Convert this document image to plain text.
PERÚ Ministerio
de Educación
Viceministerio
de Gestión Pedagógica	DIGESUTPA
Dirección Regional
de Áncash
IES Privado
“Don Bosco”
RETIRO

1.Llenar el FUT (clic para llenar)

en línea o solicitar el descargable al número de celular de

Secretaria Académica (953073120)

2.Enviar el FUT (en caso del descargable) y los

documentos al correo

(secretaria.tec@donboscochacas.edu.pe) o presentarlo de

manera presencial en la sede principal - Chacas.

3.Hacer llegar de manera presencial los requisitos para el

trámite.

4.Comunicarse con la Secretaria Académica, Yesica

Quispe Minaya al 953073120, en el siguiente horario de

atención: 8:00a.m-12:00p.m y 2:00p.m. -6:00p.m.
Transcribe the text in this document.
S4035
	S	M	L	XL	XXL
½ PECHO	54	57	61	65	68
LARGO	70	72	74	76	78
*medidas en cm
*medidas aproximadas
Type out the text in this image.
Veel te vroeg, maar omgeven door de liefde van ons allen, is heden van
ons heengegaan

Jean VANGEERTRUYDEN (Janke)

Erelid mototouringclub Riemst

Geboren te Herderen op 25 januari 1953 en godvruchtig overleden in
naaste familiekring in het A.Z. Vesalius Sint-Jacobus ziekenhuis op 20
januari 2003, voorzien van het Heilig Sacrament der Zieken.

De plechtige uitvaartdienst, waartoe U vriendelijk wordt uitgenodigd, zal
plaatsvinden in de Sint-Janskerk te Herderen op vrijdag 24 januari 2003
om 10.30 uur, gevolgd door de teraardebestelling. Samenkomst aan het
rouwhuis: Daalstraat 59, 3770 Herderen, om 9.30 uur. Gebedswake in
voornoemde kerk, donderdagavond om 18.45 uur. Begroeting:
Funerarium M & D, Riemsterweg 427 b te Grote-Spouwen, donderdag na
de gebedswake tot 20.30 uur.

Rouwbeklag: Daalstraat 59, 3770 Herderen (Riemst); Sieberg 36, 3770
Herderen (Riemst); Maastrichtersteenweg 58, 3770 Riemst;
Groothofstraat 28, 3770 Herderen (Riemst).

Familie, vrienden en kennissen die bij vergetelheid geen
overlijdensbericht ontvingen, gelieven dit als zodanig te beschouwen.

+===+

- _Directive_:
Scan the material line by line and report each one that contains "image".

- _The solution_:
Convert this document image to plain text.
Type out the text in this image.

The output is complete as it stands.